Chart and figure data:
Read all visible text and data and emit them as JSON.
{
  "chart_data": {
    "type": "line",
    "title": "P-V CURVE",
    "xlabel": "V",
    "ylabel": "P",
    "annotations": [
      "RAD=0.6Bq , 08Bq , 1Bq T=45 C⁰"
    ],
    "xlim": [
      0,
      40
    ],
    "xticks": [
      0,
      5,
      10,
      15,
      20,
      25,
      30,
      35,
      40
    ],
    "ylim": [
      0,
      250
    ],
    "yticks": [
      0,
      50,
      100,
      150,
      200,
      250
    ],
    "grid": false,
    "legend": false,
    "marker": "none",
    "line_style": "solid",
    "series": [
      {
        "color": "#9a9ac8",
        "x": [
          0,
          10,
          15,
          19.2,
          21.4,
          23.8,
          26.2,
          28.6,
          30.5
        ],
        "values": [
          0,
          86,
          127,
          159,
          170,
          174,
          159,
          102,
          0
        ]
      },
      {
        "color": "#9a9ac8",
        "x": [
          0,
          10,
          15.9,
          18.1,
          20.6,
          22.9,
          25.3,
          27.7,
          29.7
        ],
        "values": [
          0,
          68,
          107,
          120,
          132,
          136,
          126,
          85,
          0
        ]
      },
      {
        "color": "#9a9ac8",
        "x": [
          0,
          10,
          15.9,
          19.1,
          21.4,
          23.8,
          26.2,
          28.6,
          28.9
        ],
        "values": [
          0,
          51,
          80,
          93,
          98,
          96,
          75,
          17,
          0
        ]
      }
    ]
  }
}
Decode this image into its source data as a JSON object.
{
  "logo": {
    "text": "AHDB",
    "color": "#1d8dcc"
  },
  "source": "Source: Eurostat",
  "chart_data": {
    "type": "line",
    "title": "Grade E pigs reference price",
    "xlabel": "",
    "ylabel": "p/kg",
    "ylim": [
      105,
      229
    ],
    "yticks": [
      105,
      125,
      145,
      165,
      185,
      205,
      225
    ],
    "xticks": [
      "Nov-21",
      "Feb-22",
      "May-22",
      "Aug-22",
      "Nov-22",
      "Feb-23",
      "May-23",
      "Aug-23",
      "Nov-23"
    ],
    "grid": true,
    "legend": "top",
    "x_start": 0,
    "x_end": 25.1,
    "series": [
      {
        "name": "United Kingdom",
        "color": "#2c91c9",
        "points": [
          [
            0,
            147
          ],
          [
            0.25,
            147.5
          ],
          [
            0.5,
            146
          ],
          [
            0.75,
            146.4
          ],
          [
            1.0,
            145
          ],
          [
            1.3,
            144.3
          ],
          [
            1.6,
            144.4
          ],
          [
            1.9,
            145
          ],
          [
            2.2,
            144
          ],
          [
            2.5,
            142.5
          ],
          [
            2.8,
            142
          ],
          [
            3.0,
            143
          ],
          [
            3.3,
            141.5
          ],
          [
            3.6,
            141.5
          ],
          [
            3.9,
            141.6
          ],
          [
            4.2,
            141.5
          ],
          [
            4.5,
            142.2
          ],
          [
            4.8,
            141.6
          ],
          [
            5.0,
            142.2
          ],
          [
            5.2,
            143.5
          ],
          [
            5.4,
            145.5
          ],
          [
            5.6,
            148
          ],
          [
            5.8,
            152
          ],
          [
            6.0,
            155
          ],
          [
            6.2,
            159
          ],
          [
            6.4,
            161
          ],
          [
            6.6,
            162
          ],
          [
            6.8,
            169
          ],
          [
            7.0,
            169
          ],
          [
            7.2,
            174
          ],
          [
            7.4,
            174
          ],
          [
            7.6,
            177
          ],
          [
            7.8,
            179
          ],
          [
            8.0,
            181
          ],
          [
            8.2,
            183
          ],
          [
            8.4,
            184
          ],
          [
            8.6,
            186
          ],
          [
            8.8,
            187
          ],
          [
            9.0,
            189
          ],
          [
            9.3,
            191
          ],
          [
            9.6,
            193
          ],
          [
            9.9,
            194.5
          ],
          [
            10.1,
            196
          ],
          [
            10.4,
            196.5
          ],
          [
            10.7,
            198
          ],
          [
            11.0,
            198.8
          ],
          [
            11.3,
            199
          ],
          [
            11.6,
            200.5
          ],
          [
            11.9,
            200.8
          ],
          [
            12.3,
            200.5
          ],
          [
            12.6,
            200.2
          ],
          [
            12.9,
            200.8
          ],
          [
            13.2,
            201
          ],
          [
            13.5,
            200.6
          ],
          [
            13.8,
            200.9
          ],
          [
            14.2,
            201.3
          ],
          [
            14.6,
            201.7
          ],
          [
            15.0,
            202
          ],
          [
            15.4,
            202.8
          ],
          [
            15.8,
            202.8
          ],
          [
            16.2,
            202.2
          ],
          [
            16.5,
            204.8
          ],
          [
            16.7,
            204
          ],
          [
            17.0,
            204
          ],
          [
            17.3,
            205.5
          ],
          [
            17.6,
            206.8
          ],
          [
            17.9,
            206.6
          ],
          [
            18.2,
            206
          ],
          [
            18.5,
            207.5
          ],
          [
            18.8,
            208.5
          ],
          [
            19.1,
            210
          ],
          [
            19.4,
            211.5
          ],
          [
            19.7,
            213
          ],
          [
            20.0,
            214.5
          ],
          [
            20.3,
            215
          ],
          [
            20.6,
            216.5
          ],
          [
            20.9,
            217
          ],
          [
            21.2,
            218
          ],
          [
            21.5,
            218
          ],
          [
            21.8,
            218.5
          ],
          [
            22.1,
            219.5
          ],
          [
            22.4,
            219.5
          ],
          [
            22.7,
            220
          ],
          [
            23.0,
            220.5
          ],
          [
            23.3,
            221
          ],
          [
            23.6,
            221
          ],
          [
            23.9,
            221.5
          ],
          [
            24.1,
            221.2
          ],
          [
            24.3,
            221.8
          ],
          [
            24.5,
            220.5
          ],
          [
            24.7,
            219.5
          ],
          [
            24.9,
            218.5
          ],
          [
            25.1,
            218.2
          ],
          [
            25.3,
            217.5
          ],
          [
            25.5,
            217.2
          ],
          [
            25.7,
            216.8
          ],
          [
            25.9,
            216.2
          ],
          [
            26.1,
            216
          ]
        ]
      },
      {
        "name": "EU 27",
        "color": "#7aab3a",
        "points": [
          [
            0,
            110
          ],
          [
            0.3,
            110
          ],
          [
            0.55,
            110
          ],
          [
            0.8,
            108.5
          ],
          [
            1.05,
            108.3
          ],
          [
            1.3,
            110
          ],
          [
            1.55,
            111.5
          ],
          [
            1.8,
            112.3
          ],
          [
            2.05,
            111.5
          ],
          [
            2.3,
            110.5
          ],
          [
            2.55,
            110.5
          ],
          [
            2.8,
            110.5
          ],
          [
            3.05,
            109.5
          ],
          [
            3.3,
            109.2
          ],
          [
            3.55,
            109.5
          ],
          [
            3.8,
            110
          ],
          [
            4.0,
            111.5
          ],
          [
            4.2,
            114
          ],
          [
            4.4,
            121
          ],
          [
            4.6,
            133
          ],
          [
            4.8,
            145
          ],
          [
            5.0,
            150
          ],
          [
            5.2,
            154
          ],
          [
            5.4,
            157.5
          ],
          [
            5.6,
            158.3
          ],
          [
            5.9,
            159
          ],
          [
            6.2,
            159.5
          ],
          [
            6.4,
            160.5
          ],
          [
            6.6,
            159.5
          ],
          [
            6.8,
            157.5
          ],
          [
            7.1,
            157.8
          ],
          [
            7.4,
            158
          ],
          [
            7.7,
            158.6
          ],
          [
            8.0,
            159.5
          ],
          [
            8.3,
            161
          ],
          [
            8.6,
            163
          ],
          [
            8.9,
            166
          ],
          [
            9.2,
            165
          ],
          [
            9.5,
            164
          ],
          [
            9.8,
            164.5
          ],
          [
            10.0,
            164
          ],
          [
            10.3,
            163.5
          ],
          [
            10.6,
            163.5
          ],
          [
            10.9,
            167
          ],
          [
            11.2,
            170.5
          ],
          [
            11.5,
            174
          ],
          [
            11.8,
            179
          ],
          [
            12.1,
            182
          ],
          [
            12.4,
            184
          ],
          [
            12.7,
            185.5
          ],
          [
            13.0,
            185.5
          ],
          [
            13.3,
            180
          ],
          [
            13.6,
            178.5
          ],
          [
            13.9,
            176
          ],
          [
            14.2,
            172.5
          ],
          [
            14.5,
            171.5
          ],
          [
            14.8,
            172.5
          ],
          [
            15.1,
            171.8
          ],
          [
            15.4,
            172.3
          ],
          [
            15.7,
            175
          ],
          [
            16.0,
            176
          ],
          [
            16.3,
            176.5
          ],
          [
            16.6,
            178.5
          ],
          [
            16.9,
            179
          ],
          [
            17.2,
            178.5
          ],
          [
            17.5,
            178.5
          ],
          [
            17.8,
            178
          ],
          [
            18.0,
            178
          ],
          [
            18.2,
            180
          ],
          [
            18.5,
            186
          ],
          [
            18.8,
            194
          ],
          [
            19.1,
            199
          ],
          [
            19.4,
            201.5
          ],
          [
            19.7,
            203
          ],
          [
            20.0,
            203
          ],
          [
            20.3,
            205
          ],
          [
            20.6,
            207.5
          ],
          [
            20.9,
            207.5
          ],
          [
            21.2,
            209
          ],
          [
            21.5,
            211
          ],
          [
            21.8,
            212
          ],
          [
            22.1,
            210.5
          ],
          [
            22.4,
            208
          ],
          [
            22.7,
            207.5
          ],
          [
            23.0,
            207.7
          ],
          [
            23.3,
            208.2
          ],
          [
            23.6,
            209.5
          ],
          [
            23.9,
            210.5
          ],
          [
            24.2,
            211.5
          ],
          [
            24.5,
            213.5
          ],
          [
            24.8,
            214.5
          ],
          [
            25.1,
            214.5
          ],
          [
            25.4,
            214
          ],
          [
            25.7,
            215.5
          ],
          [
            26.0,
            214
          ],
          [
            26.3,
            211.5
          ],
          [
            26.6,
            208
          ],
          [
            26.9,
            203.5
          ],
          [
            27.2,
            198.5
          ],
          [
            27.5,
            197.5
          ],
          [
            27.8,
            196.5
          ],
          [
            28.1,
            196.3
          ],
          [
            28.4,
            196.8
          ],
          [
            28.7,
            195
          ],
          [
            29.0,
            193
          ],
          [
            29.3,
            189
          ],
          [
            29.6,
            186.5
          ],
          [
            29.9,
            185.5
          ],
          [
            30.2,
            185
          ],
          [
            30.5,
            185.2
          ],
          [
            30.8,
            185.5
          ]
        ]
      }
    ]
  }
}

**Exercise objective:** Above are the records. Identify each line that contains the word "title".

**Worked solution:**
    "title": "P-V CURVE",
    "title": "Grade E pigs reference price",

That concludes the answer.